>> START Information given
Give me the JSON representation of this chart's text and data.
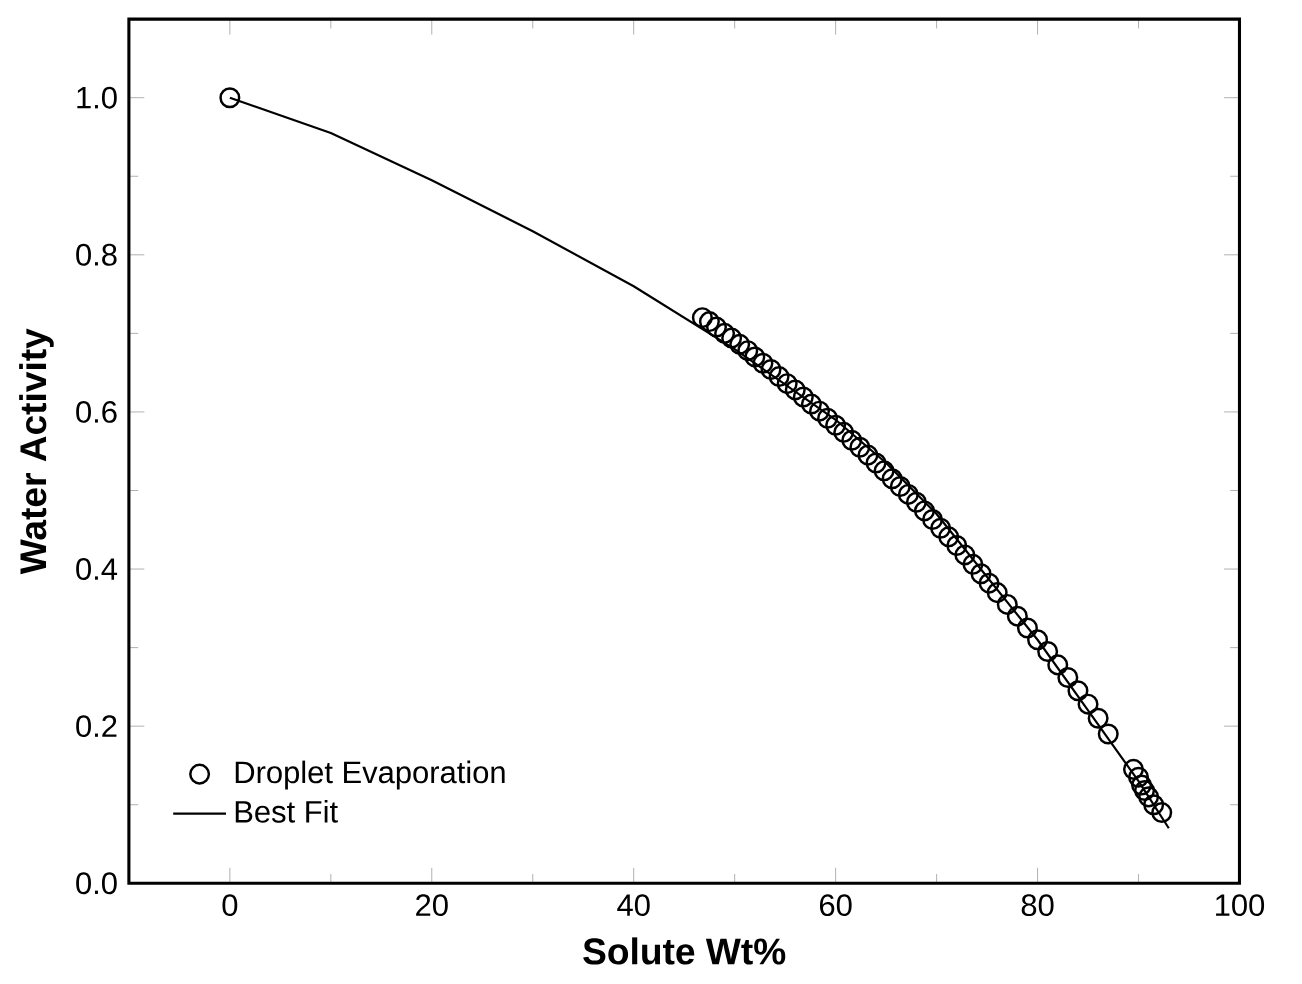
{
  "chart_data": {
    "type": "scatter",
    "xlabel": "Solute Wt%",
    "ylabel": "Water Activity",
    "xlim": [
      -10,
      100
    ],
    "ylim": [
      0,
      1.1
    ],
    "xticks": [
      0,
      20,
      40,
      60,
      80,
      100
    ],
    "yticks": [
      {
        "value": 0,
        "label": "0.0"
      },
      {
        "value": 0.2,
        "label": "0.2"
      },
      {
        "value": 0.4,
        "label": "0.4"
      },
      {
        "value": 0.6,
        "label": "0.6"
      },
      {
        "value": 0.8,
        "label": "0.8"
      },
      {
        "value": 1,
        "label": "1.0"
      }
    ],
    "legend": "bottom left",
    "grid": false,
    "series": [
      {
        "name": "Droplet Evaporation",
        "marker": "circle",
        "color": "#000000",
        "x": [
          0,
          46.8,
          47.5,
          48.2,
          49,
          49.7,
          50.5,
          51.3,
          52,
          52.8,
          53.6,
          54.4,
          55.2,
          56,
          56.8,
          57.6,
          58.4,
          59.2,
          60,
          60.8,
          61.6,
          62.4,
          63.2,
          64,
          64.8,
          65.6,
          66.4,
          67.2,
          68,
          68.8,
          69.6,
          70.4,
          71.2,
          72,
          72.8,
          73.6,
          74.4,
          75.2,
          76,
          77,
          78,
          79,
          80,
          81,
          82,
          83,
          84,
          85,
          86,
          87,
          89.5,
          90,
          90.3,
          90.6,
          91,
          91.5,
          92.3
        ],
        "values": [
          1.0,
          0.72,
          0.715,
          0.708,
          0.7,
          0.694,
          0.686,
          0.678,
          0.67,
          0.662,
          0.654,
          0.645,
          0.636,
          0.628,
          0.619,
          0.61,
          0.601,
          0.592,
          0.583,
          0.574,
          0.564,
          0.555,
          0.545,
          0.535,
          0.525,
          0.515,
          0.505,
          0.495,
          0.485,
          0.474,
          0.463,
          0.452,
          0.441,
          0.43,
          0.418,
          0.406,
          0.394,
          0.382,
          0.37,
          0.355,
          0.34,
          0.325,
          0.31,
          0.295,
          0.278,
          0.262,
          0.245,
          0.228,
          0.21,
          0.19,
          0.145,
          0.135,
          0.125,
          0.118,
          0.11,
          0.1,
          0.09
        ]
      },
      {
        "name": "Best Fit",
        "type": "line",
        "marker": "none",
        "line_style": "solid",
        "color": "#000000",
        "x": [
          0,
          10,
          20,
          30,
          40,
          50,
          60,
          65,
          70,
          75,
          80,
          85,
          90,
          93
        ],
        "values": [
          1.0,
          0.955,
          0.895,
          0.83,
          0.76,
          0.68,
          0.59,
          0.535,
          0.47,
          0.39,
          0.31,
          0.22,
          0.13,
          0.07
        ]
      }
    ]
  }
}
>> END Information given
>> START Information given
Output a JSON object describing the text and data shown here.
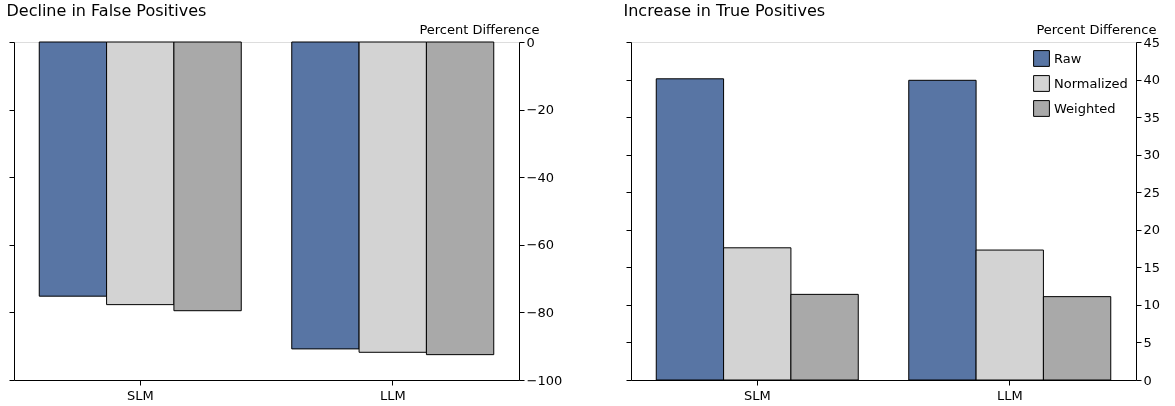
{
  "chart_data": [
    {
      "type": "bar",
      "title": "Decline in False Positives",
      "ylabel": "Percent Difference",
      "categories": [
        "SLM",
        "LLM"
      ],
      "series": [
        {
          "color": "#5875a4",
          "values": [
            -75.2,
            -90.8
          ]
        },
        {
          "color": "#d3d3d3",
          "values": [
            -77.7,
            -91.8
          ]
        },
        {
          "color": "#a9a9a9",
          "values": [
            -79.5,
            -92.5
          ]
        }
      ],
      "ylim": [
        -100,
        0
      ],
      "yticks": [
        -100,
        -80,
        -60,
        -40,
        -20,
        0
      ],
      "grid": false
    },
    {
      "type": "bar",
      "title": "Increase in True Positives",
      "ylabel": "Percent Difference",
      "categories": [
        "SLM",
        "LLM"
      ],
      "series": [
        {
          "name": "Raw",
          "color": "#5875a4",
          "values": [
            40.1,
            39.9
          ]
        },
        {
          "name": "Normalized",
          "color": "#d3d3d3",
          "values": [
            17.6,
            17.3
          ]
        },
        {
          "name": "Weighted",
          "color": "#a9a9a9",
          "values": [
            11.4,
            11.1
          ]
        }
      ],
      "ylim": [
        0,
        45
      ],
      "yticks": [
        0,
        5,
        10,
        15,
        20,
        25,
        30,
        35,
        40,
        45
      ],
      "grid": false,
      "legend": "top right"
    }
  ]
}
>> END Information given
◆ Set exercise
For the records above, state how many lines include the string "title", giving the number and nothing else.

◆ Answer in full
2